• [PROBLEM TO WORK ON]:
Return every line below in which "color" appears.

• [DATASET CONTENT]:
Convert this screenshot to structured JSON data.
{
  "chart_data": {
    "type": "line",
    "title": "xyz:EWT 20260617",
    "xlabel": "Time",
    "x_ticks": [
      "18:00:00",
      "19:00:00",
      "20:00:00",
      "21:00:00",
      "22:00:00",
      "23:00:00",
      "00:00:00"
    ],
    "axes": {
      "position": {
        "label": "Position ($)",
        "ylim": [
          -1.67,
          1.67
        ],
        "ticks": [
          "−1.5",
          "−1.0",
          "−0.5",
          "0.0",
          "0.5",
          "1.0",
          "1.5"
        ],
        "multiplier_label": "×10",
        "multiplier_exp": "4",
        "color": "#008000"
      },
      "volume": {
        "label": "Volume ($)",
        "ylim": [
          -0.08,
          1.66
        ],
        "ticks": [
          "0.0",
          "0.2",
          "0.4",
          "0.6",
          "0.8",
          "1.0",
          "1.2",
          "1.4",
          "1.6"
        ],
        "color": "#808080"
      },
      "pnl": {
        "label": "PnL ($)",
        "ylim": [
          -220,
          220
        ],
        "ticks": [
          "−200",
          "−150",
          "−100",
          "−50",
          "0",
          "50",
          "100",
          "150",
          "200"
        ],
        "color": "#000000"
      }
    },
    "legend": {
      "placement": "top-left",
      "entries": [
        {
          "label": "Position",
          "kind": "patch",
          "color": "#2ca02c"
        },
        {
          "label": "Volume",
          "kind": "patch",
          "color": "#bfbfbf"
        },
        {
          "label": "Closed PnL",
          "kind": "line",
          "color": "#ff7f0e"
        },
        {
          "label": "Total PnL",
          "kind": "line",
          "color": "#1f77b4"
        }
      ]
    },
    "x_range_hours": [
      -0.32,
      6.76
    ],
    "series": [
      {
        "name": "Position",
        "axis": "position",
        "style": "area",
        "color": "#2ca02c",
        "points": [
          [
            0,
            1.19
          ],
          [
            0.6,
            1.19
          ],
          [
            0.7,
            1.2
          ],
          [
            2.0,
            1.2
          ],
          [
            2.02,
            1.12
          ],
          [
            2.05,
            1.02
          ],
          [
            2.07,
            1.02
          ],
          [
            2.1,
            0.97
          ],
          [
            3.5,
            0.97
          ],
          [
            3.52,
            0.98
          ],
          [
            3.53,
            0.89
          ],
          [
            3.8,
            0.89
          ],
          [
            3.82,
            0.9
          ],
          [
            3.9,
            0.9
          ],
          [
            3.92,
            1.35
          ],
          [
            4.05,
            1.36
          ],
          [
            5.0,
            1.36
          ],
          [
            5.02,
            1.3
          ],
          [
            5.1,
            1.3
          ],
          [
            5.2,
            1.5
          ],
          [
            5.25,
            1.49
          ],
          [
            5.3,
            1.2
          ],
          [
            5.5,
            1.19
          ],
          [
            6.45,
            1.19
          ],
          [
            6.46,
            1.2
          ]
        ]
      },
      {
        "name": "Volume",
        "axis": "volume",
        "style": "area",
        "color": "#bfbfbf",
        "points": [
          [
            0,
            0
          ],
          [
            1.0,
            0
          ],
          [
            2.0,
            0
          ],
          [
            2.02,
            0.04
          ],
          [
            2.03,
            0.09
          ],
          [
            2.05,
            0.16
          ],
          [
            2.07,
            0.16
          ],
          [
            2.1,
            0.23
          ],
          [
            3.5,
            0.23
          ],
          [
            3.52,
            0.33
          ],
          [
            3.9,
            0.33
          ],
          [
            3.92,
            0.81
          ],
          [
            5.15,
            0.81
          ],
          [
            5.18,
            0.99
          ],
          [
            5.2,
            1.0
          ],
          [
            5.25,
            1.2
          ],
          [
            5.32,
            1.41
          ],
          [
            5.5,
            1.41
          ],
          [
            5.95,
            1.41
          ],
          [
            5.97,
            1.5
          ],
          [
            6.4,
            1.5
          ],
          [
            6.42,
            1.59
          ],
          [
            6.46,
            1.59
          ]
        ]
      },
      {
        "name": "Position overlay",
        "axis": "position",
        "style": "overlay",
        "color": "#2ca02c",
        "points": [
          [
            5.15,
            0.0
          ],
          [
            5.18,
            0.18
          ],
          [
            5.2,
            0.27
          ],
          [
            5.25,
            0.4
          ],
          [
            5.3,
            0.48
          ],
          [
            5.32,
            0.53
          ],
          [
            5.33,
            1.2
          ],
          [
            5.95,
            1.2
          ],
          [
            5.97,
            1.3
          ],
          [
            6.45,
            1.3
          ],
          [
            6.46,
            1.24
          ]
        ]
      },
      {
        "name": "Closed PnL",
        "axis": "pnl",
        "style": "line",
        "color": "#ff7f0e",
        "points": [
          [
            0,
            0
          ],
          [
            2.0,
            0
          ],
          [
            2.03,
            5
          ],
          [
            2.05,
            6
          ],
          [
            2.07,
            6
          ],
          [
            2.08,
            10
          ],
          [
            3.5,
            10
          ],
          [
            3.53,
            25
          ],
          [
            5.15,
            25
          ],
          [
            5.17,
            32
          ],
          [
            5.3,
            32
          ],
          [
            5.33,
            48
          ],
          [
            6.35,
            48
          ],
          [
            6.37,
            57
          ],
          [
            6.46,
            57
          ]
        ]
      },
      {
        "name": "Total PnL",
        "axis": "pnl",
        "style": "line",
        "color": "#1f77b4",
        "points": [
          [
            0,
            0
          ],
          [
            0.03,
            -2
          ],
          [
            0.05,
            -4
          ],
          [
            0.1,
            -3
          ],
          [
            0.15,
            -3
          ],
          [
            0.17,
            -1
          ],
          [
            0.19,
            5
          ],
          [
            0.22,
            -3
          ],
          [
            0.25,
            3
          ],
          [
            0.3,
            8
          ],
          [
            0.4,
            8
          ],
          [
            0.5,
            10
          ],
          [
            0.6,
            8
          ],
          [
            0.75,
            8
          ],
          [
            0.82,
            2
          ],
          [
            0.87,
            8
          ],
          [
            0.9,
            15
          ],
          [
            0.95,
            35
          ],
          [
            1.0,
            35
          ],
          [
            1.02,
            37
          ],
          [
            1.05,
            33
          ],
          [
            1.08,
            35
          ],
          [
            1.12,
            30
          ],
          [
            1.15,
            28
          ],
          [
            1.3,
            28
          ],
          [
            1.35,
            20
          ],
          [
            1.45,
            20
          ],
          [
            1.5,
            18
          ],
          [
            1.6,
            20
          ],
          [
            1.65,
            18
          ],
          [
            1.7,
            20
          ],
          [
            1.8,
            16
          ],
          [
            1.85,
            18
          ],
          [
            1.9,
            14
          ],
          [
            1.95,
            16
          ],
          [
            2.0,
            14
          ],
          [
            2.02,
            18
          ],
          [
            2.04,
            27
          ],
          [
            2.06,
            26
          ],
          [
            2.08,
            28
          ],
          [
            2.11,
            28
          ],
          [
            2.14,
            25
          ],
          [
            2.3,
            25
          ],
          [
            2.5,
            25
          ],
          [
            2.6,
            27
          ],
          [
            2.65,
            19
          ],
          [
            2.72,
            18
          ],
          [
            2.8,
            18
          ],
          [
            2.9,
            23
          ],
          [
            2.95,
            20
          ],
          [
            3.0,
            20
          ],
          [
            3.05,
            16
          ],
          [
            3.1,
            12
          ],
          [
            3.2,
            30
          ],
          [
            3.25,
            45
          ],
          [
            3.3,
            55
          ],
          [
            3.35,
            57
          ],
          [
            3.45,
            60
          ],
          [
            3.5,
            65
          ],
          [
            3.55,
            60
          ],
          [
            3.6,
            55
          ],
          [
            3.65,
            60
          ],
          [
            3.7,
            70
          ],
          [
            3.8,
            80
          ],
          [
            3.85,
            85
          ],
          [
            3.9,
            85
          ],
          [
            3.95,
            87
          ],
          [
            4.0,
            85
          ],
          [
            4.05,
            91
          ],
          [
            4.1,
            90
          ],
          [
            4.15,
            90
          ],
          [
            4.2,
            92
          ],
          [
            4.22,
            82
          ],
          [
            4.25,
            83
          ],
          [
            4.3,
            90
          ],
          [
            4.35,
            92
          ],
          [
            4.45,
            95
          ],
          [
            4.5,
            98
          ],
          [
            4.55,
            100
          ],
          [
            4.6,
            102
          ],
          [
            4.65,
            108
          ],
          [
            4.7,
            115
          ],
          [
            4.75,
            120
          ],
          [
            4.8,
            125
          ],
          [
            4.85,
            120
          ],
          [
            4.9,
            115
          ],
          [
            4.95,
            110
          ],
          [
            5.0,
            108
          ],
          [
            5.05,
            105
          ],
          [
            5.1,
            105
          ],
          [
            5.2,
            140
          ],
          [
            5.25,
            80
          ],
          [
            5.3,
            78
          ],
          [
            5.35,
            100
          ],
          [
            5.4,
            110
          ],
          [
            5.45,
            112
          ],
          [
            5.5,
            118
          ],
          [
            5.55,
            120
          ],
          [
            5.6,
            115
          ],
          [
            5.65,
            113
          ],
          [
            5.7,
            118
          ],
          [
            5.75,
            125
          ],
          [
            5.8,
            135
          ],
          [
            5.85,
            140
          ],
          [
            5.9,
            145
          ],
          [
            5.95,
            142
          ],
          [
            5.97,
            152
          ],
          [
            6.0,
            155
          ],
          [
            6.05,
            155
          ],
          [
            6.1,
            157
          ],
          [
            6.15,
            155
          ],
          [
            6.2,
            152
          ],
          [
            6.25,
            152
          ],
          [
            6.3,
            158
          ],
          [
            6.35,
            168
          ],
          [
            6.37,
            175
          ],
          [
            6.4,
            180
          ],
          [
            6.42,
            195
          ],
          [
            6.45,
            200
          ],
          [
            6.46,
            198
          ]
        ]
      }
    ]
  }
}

• [TASK OUTPUT]:
        "color": "#008000"
        "color": "#808080"
        "color": "#000000"
          "color": "#2ca02c"
          "color": "#bfbfbf"
          "color": "#ff7f0e"
          "color": "#1f77b4"
        "color": "#2ca02c",
        "color": "#bfbfbf",
        "color": "#2ca02c",
        "color": "#ff7f0e",
        "color": "#1f77b4",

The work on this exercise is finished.